DO THIS
Pull every line that holds the word "impressions" from the entries.

══ RECORDS SUPPLIED

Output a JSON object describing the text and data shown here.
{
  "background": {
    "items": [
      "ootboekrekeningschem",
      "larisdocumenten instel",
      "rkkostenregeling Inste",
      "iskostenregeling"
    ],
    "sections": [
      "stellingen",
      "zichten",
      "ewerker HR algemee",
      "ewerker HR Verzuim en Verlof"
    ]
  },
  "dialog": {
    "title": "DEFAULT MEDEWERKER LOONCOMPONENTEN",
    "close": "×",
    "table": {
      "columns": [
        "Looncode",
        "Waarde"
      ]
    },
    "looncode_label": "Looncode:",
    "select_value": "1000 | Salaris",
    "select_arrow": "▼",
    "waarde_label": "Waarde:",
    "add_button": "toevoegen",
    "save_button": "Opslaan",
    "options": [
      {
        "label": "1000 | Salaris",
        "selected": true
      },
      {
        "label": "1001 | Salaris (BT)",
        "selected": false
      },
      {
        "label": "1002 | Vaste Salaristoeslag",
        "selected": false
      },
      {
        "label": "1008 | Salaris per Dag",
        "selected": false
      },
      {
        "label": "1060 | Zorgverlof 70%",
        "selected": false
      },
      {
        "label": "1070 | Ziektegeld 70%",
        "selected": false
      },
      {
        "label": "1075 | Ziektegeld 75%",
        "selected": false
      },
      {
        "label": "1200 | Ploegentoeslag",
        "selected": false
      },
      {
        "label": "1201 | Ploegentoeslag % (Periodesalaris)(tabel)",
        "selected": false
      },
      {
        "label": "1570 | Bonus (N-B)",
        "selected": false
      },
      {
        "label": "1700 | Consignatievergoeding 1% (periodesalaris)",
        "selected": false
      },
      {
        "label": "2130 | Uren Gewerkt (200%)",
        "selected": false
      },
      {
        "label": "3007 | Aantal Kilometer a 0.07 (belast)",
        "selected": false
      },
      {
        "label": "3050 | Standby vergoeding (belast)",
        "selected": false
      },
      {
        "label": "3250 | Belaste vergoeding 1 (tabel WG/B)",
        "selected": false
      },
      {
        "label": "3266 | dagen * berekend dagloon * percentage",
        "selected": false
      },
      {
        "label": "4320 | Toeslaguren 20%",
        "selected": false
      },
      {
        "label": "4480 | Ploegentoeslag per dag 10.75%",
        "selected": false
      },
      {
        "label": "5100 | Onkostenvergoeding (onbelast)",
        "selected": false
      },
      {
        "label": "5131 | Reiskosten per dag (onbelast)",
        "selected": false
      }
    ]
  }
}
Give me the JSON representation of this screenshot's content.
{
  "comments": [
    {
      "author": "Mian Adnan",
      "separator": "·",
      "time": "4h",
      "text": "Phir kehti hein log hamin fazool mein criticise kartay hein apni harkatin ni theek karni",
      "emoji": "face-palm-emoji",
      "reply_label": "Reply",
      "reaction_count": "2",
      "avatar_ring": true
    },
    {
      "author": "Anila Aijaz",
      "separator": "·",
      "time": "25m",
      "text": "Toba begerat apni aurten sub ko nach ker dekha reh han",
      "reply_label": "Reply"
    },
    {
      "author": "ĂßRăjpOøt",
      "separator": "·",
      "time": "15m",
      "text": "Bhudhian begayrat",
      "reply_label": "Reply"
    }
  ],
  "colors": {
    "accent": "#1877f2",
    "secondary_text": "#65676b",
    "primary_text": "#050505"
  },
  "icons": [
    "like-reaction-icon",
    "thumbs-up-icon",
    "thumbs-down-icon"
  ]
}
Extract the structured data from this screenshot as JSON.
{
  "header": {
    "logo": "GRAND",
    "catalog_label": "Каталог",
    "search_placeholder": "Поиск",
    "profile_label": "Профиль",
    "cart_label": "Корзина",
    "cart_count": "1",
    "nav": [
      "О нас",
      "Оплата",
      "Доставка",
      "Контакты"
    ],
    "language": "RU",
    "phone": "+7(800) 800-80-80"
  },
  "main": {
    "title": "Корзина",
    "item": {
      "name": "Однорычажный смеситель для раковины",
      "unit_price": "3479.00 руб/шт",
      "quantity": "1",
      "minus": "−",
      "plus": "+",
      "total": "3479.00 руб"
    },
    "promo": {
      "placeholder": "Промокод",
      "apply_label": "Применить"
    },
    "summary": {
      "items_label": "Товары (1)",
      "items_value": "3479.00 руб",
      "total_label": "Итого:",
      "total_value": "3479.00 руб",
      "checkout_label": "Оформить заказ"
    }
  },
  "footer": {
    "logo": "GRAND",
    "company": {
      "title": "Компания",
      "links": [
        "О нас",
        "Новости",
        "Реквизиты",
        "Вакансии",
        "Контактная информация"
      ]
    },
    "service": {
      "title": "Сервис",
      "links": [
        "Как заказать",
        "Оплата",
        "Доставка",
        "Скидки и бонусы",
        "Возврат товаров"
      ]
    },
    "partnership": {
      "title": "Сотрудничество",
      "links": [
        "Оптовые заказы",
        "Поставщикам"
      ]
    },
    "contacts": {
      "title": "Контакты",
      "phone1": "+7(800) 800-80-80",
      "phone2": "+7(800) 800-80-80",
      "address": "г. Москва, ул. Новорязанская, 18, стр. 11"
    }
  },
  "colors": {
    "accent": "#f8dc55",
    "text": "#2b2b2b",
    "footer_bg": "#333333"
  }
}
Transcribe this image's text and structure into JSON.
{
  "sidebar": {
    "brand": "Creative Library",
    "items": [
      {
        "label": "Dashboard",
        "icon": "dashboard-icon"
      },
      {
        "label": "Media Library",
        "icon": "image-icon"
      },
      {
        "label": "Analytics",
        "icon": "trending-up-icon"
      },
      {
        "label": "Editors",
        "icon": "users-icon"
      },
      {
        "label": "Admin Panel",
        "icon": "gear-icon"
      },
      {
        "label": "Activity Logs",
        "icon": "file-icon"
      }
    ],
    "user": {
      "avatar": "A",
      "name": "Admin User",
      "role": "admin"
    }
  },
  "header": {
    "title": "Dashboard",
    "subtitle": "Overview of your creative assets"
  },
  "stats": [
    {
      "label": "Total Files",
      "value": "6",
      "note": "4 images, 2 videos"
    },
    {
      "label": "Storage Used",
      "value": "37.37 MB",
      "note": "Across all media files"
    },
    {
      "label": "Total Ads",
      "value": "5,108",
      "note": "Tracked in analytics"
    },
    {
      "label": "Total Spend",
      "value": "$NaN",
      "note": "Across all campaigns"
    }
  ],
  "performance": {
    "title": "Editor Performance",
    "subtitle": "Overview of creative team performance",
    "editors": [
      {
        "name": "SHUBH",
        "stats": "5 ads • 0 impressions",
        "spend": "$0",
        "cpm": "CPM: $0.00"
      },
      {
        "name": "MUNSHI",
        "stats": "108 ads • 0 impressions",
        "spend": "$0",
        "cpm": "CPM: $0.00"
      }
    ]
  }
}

════

SOLUTION TO THIS TASK
        "stats": "5 ads • 0 impressions",
        "stats": "108 ads • 0 impressions",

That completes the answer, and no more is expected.